[BEGIN Information provided]
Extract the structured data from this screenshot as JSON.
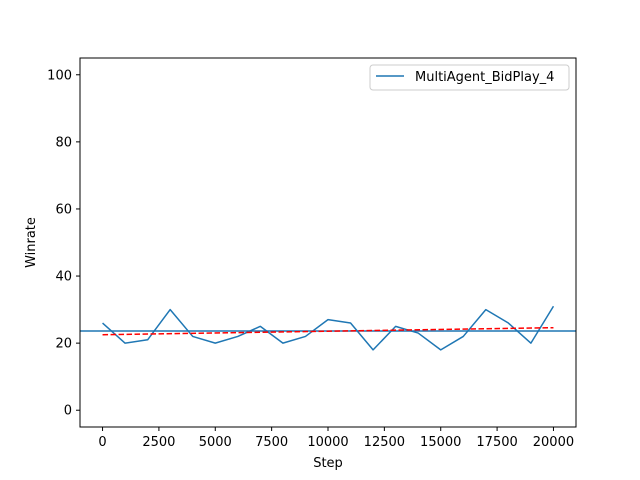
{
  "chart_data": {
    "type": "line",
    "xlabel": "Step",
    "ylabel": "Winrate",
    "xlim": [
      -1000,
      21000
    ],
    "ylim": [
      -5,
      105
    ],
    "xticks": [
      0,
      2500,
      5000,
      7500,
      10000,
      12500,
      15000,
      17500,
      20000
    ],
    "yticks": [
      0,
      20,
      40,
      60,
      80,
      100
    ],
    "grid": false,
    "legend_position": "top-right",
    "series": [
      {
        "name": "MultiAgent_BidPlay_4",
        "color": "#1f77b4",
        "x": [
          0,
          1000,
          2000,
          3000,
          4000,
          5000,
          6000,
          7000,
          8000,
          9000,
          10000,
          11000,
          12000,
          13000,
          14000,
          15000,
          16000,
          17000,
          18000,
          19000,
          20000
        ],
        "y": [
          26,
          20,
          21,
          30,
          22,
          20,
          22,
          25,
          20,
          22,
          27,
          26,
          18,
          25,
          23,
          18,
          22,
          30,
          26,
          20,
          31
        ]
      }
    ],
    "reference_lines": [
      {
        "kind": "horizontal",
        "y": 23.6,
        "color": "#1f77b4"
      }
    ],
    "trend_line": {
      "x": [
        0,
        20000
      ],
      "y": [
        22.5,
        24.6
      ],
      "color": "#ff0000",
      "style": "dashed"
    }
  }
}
[END Information provided]
The request: Output an exact copy of the material, with the pictures removed.

Worked solution:
Extract the structured data from this screenshot as JSON.
{
  "chart_data": {
    "type": "line",
    "xlabel": "Step",
    "ylabel": "Winrate",
    "xlim": [
      -1000,
      21000
    ],
    "ylim": [
      -5,
      105
    ],
    "xticks": [
      0,
      2500,
      5000,
      7500,
      10000,
      12500,
      15000,
      17500,
      20000
    ],
    "yticks": [
      0,
      20,
      40,
      60,
      80,
      100
    ],
    "grid": false,
    "legend_position": "top-right",
    "series": [
      {
        "name": "MultiAgent_BidPlay_4",
        "color": "#1f77b4",
        "x": [
          0,
          1000,
          2000,
          3000,
          4000,
          5000,
          6000,
          7000,
          8000,
          9000,
          10000,
          11000,
          12000,
          13000,
          14000,
          15000,
          16000,
          17000,
          18000,
          19000,
          20000
        ],
        "y": [
          26,
          20,
          21,
          30,
          22,
          20,
          22,
          25,
          20,
          22,
          27,
          26,
          18,
          25,
          23,
          18,
          22,
          30,
          26,
          20,
          31
        ]
      }
    ],
    "reference_lines": [
      {
        "kind": "horizontal",
        "y": 23.6,
        "color": "#1f77b4"
      }
    ],
    "trend_line": {
      "x": [
        0,
        20000
      ],
      "y": [
        22.5,
        24.6
      ],
      "color": "#ff0000",
      "style": "dashed"
    }
  }
}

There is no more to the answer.